Your instructions:
Find the word "xlabel" in the data. Return every line where it appears.

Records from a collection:

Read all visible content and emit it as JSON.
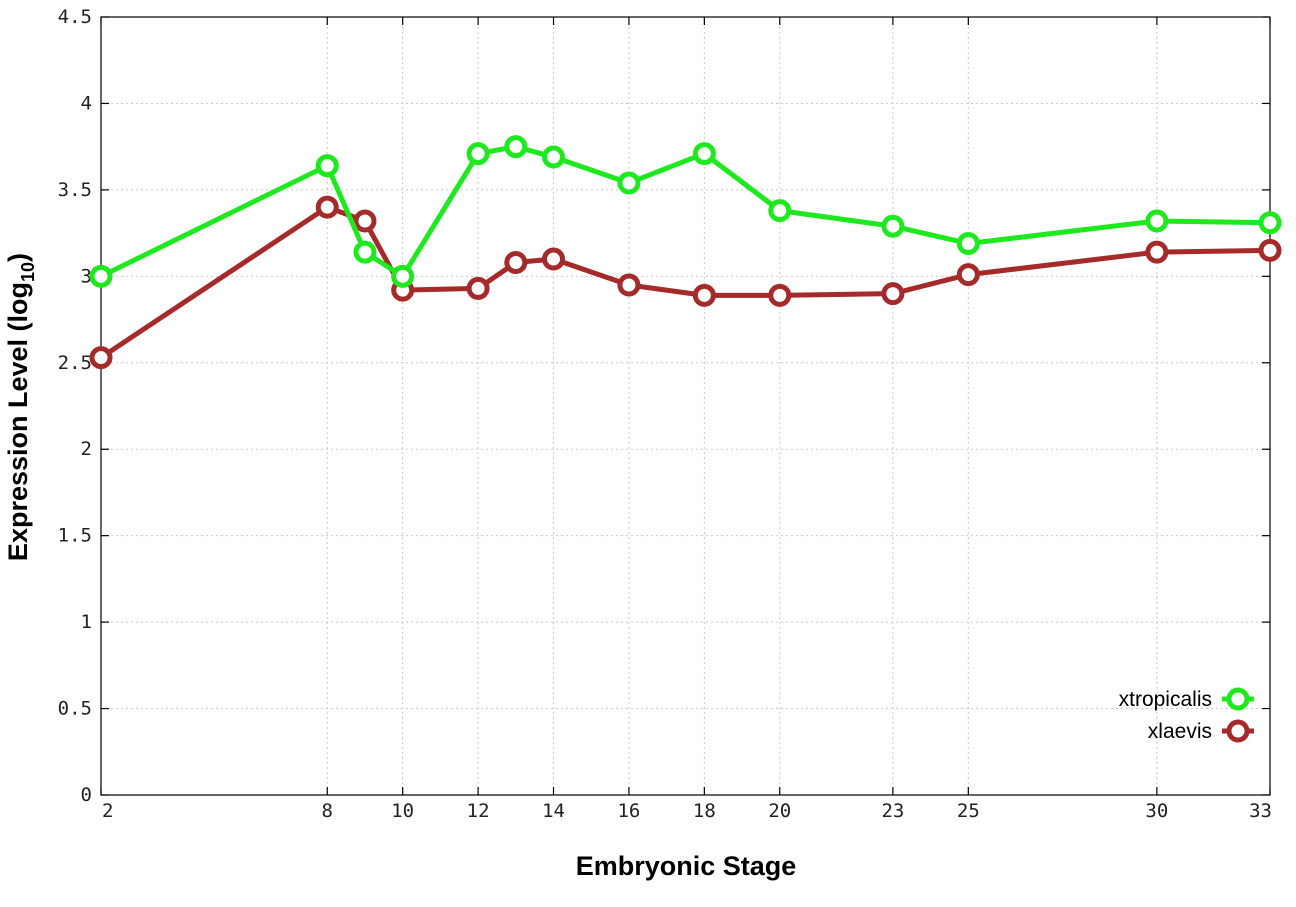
{
  "chart_data": {
    "type": "line",
    "xlabel": "Embryonic Stage",
    "ylabel": "Expression Level (log",
    "ylabel_sub": "10",
    "ylabel_end": ")",
    "ylim": [
      0,
      4.5
    ],
    "yticks": [
      0,
      0.5,
      1,
      1.5,
      2,
      2.5,
      3,
      3.5,
      4,
      4.5
    ],
    "ytick_labels": [
      "0",
      "0.5",
      "1",
      "1.5",
      "2",
      "2.5",
      "3",
      "3.5",
      "4",
      "4.5"
    ],
    "xlim": [
      2,
      33
    ],
    "xticks": [
      2,
      8,
      10,
      12,
      14,
      16,
      18,
      20,
      23,
      25,
      30,
      33
    ],
    "xtick_labels": [
      "2",
      "8",
      "10",
      "12",
      "14",
      "16",
      "18",
      "20",
      "23",
      "25",
      "30",
      "33"
    ],
    "grid": true,
    "legend": "bottom-right",
    "series": [
      {
        "name": "xtropicalis",
        "color": "#1ee81e",
        "x": [
          2,
          8,
          9,
          10,
          12,
          13,
          14,
          16,
          18,
          20,
          23,
          25,
          30,
          33
        ],
        "y": [
          3.0,
          3.64,
          3.14,
          3.0,
          3.71,
          3.75,
          3.69,
          3.54,
          3.71,
          3.38,
          3.29,
          3.19,
          3.32,
          3.31
        ]
      },
      {
        "name": "xlaevis",
        "color": "#a52a2a",
        "x": [
          2,
          8,
          9,
          10,
          12,
          13,
          14,
          16,
          18,
          20,
          23,
          25,
          30,
          33
        ],
        "y": [
          2.53,
          3.4,
          3.32,
          2.92,
          2.93,
          3.08,
          3.1,
          2.95,
          2.89,
          2.89,
          2.9,
          3.01,
          3.14,
          3.15
        ]
      }
    ]
  }
}
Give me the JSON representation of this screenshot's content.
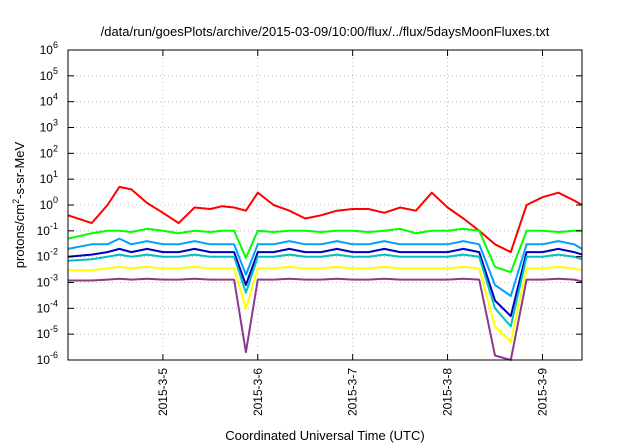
{
  "chart_data": {
    "type": "line",
    "title": "/data/run/goesPlots/archive/2015-03-09/10:00/flux/../flux/5daysMoonFluxes.txt",
    "xlabel": "Coordinated Universal Time (UTC)",
    "ylabel": {
      "base": "protons/cm",
      "sup": "2",
      "rest": "-s-sr-MeV"
    },
    "yscale": "log",
    "ylim": [
      1e-06,
      1000000.0
    ],
    "xlim": [
      "2015-03-04T00:00",
      "2015-03-09T10:00"
    ],
    "grid": true,
    "legend": "none",
    "x_ticks": [
      "2015-3-5",
      "2015-3-6",
      "2015-3-7",
      "2015-3-8",
      "2015-3-9"
    ],
    "y_ticks": [
      {
        "base": "10",
        "exp": "-6"
      },
      {
        "base": "10",
        "exp": "-5"
      },
      {
        "base": "10",
        "exp": "-4"
      },
      {
        "base": "10",
        "exp": "-3"
      },
      {
        "base": "10",
        "exp": "-2"
      },
      {
        "base": "10",
        "exp": "-1"
      },
      {
        "base": "10",
        "exp": "0"
      },
      {
        "base": "10",
        "exp": "1"
      },
      {
        "base": "10",
        "exp": "2"
      },
      {
        "base": "10",
        "exp": "3"
      },
      {
        "base": "10",
        "exp": "4"
      },
      {
        "base": "10",
        "exp": "5"
      },
      {
        "base": "10",
        "exp": "6"
      }
    ],
    "x": [
      "2015-03-04T00:00",
      "2015-03-04T06:00",
      "2015-03-04T10:00",
      "2015-03-04T13:00",
      "2015-03-04T16:00",
      "2015-03-04T20:00",
      "2015-03-05T00:00",
      "2015-03-05T04:00",
      "2015-03-05T08:00",
      "2015-03-05T12:00",
      "2015-03-05T15:00",
      "2015-03-05T18:00",
      "2015-03-05T21:00",
      "2015-03-06T00:00",
      "2015-03-06T04:00",
      "2015-03-06T08:00",
      "2015-03-06T12:00",
      "2015-03-06T16:00",
      "2015-03-06T20:00",
      "2015-03-07T00:00",
      "2015-03-07T04:00",
      "2015-03-07T08:00",
      "2015-03-07T12:00",
      "2015-03-07T16:00",
      "2015-03-07T20:00",
      "2015-03-08T00:00",
      "2015-03-08T04:00",
      "2015-03-08T08:00",
      "2015-03-08T12:00",
      "2015-03-08T16:00",
      "2015-03-08T20:00",
      "2015-03-09T00:00",
      "2015-03-09T04:00",
      "2015-03-09T08:00",
      "2015-03-09T10:00"
    ],
    "series": [
      {
        "color": "#ff0000",
        "values": [
          0.4,
          0.2,
          1.0,
          5.0,
          4.0,
          1.2,
          0.5,
          0.2,
          0.8,
          0.7,
          0.9,
          0.8,
          0.6,
          3.0,
          1.0,
          0.6,
          0.3,
          0.4,
          0.6,
          0.7,
          0.7,
          0.5,
          0.8,
          0.6,
          3.0,
          0.8,
          0.3,
          0.1,
          0.03,
          0.015,
          1.0,
          2.0,
          3.0,
          1.5,
          1.0
        ]
      },
      {
        "color": "#00ff00",
        "values": [
          0.05,
          0.08,
          0.1,
          0.1,
          0.09,
          0.12,
          0.1,
          0.08,
          0.1,
          0.09,
          0.1,
          0.1,
          0.009,
          0.1,
          0.09,
          0.1,
          0.1,
          0.09,
          0.1,
          0.1,
          0.09,
          0.1,
          0.12,
          0.08,
          0.1,
          0.1,
          0.12,
          0.1,
          0.004,
          0.0025,
          0.1,
          0.1,
          0.09,
          0.1,
          0.1
        ]
      },
      {
        "color": "#00a0ff",
        "values": [
          0.02,
          0.03,
          0.03,
          0.05,
          0.03,
          0.04,
          0.03,
          0.03,
          0.04,
          0.03,
          0.03,
          0.03,
          0.002,
          0.03,
          0.03,
          0.04,
          0.03,
          0.03,
          0.04,
          0.03,
          0.03,
          0.04,
          0.03,
          0.03,
          0.03,
          0.03,
          0.04,
          0.03,
          0.0008,
          0.0003,
          0.03,
          0.03,
          0.04,
          0.03,
          0.02
        ]
      },
      {
        "color": "#0000c0",
        "values": [
          0.01,
          0.012,
          0.015,
          0.02,
          0.015,
          0.02,
          0.015,
          0.015,
          0.02,
          0.015,
          0.015,
          0.015,
          0.0008,
          0.015,
          0.015,
          0.02,
          0.015,
          0.015,
          0.02,
          0.015,
          0.015,
          0.02,
          0.015,
          0.015,
          0.015,
          0.015,
          0.02,
          0.015,
          0.0002,
          5e-05,
          0.015,
          0.015,
          0.02,
          0.015,
          0.012
        ]
      },
      {
        "color": "#00c0c0",
        "values": [
          0.007,
          0.008,
          0.01,
          0.012,
          0.01,
          0.012,
          0.01,
          0.01,
          0.012,
          0.01,
          0.01,
          0.01,
          0.0004,
          0.01,
          0.01,
          0.012,
          0.01,
          0.01,
          0.012,
          0.01,
          0.01,
          0.012,
          0.01,
          0.01,
          0.01,
          0.01,
          0.012,
          0.01,
          0.0001,
          2e-05,
          0.01,
          0.01,
          0.012,
          0.01,
          0.008
        ]
      },
      {
        "color": "#ffff00",
        "values": [
          0.003,
          0.003,
          0.0035,
          0.004,
          0.0035,
          0.004,
          0.0035,
          0.0035,
          0.004,
          0.0035,
          0.0035,
          0.0035,
          0.0001,
          0.0035,
          0.0035,
          0.004,
          0.0035,
          0.0035,
          0.004,
          0.0035,
          0.0035,
          0.004,
          0.0035,
          0.0035,
          0.0035,
          0.0035,
          0.004,
          0.0035,
          2e-05,
          5e-06,
          0.0035,
          0.0035,
          0.004,
          0.0035,
          0.003
        ]
      },
      {
        "color": "#8b3a8b",
        "values": [
          0.0012,
          0.0012,
          0.0013,
          0.0014,
          0.0013,
          0.0014,
          0.0013,
          0.0013,
          0.0014,
          0.0013,
          0.0013,
          0.0013,
          2e-06,
          0.0013,
          0.0013,
          0.0014,
          0.0013,
          0.0013,
          0.0014,
          0.0013,
          0.0013,
          0.0014,
          0.0013,
          0.0013,
          0.0013,
          0.0013,
          0.0014,
          0.0013,
          1.5e-06,
          1e-06,
          0.0013,
          0.0013,
          0.0014,
          0.0013,
          0.0011
        ]
      }
    ]
  }
}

Exercise answer:
    "xlabel": "Embryonic Stage",
    "xlabel": "Coordinated Universal Time (UTC)",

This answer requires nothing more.